INSTRUCTIONS TO FOLLOW
Print the entire listing. Each line must match the original exactly.

========================

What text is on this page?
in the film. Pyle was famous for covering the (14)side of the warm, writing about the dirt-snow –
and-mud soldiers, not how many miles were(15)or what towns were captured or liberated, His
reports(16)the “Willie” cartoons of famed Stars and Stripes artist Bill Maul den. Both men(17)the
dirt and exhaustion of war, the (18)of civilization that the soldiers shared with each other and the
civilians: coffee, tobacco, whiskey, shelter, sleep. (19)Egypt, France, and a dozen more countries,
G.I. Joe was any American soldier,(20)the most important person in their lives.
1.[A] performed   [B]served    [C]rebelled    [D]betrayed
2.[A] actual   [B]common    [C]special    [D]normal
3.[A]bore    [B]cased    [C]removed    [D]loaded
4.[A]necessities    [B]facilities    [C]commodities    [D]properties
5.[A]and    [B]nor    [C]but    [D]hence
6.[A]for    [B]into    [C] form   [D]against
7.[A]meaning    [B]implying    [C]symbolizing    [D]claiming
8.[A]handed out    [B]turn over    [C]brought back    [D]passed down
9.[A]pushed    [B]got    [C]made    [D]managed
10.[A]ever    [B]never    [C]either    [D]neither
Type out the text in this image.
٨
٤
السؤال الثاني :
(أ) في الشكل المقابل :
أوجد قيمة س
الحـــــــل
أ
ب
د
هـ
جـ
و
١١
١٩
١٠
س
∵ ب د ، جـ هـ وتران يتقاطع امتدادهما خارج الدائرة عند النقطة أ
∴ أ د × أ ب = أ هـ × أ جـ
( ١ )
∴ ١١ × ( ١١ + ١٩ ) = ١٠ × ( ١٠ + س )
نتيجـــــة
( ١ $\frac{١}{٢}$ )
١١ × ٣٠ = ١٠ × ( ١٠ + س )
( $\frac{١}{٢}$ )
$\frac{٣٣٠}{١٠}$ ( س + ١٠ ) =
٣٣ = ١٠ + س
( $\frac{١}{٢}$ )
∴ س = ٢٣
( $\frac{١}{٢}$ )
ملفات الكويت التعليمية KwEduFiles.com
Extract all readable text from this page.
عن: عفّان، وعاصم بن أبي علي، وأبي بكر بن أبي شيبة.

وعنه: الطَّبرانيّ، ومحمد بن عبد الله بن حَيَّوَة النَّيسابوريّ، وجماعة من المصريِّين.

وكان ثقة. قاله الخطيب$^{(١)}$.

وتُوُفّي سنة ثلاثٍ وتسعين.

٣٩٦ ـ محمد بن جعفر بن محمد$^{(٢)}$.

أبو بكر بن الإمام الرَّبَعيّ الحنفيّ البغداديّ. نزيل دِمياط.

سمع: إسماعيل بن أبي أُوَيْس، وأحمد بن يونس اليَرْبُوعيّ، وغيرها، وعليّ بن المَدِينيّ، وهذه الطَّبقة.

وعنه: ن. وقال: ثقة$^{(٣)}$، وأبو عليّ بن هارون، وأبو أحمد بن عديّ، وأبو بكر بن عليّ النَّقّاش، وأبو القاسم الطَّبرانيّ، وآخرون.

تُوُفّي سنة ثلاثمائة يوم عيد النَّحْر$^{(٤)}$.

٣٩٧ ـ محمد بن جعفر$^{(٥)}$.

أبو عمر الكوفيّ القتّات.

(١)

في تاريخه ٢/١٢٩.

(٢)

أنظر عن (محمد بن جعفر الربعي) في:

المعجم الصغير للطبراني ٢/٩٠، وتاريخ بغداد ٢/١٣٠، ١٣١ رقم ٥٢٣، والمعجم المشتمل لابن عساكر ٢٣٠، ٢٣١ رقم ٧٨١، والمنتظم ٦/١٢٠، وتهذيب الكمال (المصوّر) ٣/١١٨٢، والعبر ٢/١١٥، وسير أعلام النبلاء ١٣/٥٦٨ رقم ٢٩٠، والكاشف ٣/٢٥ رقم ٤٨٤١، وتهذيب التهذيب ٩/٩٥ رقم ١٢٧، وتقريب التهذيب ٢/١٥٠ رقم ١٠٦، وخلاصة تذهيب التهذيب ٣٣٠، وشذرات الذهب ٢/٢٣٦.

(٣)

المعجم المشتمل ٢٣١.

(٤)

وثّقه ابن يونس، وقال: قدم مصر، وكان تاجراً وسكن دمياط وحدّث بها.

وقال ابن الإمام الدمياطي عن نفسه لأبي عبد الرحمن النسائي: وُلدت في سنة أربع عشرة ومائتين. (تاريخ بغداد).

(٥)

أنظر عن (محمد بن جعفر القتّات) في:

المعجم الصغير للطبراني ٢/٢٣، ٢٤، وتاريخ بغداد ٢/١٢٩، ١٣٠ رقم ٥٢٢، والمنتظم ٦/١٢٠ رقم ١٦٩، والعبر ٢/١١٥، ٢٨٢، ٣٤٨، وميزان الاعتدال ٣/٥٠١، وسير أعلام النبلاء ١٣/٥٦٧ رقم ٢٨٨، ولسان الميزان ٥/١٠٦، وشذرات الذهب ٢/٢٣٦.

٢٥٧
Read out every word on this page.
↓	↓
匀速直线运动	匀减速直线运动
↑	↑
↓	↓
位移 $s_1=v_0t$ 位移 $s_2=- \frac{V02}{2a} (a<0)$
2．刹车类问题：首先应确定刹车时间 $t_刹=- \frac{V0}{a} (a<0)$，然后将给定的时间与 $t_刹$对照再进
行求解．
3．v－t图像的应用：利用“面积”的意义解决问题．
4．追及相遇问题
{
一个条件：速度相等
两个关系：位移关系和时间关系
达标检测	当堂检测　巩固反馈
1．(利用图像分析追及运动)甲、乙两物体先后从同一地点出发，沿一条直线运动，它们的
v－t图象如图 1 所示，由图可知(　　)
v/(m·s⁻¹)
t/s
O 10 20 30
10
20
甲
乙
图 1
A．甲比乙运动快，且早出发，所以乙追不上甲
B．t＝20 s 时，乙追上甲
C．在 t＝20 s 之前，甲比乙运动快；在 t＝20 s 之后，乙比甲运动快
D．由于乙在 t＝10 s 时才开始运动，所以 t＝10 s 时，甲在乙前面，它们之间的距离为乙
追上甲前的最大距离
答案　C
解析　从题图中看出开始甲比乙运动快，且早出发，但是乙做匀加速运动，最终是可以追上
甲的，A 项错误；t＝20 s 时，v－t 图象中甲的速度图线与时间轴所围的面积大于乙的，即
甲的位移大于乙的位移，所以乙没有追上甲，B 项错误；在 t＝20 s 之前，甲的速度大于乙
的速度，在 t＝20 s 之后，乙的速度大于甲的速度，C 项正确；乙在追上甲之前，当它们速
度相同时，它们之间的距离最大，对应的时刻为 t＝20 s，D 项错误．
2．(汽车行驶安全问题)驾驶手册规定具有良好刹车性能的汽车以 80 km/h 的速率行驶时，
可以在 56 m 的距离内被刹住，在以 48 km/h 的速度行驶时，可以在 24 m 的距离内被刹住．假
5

========================

FULL OUTPUT
What text is on this page?
in the film. Pyle was famous for covering the (14)side of the warm, writing about the dirt-snow –
and-mud soldiers, not how many miles were(15)or what towns were captured or liberated, His
reports(16)the “Willie” cartoons of famed Stars and Stripes artist Bill Maul den. Both men(17)the
dirt and exhaustion of war, the (18)of civilization that the soldiers shared with each other and the
civilians: coffee, tobacco, whiskey, shelter, sleep. (19)Egypt, France, and a dozen more countries,
G.I. Joe was any American soldier,(20)the most important person in their lives.
1.[A] performed   [B]served    [C]rebelled    [D]betrayed
2.[A] actual   [B]common    [C]special    [D]normal
3.[A]bore    [B]cased    [C]removed    [D]loaded
4.[A]necessities    [B]facilities    [C]commodities    [D]properties
5.[A]and    [B]nor    [C]but    [D]hence
6.[A]for    [B]into    [C] form   [D]against
7.[A]meaning    [B]implying    [C]symbolizing    [D]claiming
8.[A]handed out    [B]turn over    [C]brought back    [D]passed down
9.[A]pushed    [B]got    [C]made    [D]managed
10.[A]ever    [B]never    [C]either    [D]neither
Type out the text in this image.
٨
٤
السؤال الثاني :
(أ) في الشكل المقابل :
أوجد قيمة س
الحـــــــل
أ
ب
د
هـ
جـ
و
١١
١٩
١٠
س
∵ ب د ، جـ هـ وتران يتقاطع امتدادهما خارج الدائرة عند النقطة أ
∴ أ د × أ ب = أ هـ × أ جـ
( ١ )
∴ ١١ × ( ١١ + ١٩ ) = ١٠ × ( ١٠ + س )
نتيجـــــة
( ١ $\frac{١}{٢}$ )
١١ × ٣٠ = ١٠ × ( ١٠ + س )
( $\frac{١}{٢}$ )
$\frac{٣٣٠}{١٠}$ ( س + ١٠ ) =
٣٣ = ١٠ + س
( $\frac{١}{٢}$ )
∴ س = ٢٣
( $\frac{١}{٢}$ )
ملفات الكويت التعليمية KwEduFiles.com
Extract all readable text from this page.
عن: عفّان، وعاصم بن أبي علي، وأبي بكر بن أبي شيبة.

وعنه: الطَّبرانيّ، ومحمد بن عبد الله بن حَيَّوَة النَّيسابوريّ، وجماعة من المصريِّين.

وكان ثقة. قاله الخطيب$^{(١)}$.

وتُوُفّي سنة ثلاثٍ وتسعين.

٣٩٦ ـ محمد بن جعفر بن محمد$^{(٢)}$.

أبو بكر بن الإمام الرَّبَعيّ الحنفيّ البغداديّ. نزيل دِمياط.

سمع: إسماعيل بن أبي أُوَيْس، وأحمد بن يونس اليَرْبُوعيّ، وغيرها، وعليّ بن المَدِينيّ، وهذه الطَّبقة.

وعنه: ن. وقال: ثقة$^{(٣)}$، وأبو عليّ بن هارون، وأبو أحمد بن عديّ، وأبو بكر بن عليّ النَّقّاش، وأبو القاسم الطَّبرانيّ، وآخرون.

تُوُفّي سنة ثلاثمائة يوم عيد النَّحْر$^{(٤)}$.

٣٩٧ ـ محمد بن جعفر$^{(٥)}$.

أبو عمر الكوفيّ القتّات.

(١)

في تاريخه ٢/١٢٩.

(٢)

أنظر عن (محمد بن جعفر الربعي) في:

المعجم الصغير للطبراني ٢/٩٠، وتاريخ بغداد ٢/١٣٠، ١٣١ رقم ٥٢٣، والمعجم المشتمل لابن عساكر ٢٣٠، ٢٣١ رقم ٧٨١، والمنتظم ٦/١٢٠، وتهذيب الكمال (المصوّر) ٣/١١٨٢، والعبر ٢/١١٥، وسير أعلام النبلاء ١٣/٥٦٨ رقم ٢٩٠، والكاشف ٣/٢٥ رقم ٤٨٤١، وتهذيب التهذيب ٩/٩٥ رقم ١٢٧، وتقريب التهذيب ٢/١٥٠ رقم ١٠٦، وخلاصة تذهيب التهذيب ٣٣٠، وشذرات الذهب ٢/٢٣٦.

(٣)

المعجم المشتمل ٢٣١.

(٤)

وثّقه ابن يونس، وقال: قدم مصر، وكان تاجراً وسكن دمياط وحدّث بها.

وقال ابن الإمام الدمياطي عن نفسه لأبي عبد الرحمن النسائي: وُلدت في سنة أربع عشرة ومائتين. (تاريخ بغداد).

(٥)

أنظر عن (محمد بن جعفر القتّات) في:

المعجم الصغير للطبراني ٢/٢٣، ٢٤، وتاريخ بغداد ٢/١٢٩، ١٣٠ رقم ٥٢٢، والمنتظم ٦/١٢٠ رقم ١٦٩، والعبر ٢/١١٥، ٢٨٢، ٣٤٨، وميزان الاعتدال ٣/٥٠١، وسير أعلام النبلاء ١٣/٥٦٧ رقم ٢٨٨، ولسان الميزان ٥/١٠٦، وشذرات الذهب ٢/٢٣٦.

٢٥٧
Read out every word on this page.
↓	↓
匀速直线运动	匀减速直线运动
↑	↑
↓	↓
位移 $s_1=v_0t$ 位移 $s_2=- \frac{V02}{2a} (a<0)$
2．刹车类问题：首先应确定刹车时间 $t_刹=- \frac{V0}{a} (a<0)$，然后将给定的时间与 $t_刹$对照再进
行求解．
3．v－t图像的应用：利用“面积”的意义解决问题．
4．追及相遇问题
{
一个条件：速度相等
两个关系：位移关系和时间关系
达标检测	当堂检测　巩固反馈
1．(利用图像分析追及运动)甲、乙两物体先后从同一地点出发，沿一条直线运动，它们的
v－t图象如图 1 所示，由图可知(　　)
v/(m·s⁻¹)
t/s
O 10 20 30
10
20
甲
乙
图 1
A．甲比乙运动快，且早出发，所以乙追不上甲
B．t＝20 s 时，乙追上甲
C．在 t＝20 s 之前，甲比乙运动快；在 t＝20 s 之后，乙比甲运动快
D．由于乙在 t＝10 s 时才开始运动，所以 t＝10 s 时，甲在乙前面，它们之间的距离为乙
追上甲前的最大距离
答案　C
解析　从题图中看出开始甲比乙运动快，且早出发，但是乙做匀加速运动，最终是可以追上
甲的，A 项错误；t＝20 s 时，v－t 图象中甲的速度图线与时间轴所围的面积大于乙的，即
甲的位移大于乙的位移，所以乙没有追上甲，B 项错误；在 t＝20 s 之前，甲的速度大于乙
的速度，在 t＝20 s 之后，乙的速度大于甲的速度，C 项正确；乙在追上甲之前，当它们速
度相同时，它们之间的距离最大，对应的时刻为 t＝20 s，D 项错误．
2．(汽车行驶安全问题)驾驶手册规定具有良好刹车性能的汽车以 80 km/h 的速率行驶时，
可以在 56 m 的距离内被刹住，在以 48 km/h 的速度行驶时，可以在 24 m 的距离内被刹住．假
5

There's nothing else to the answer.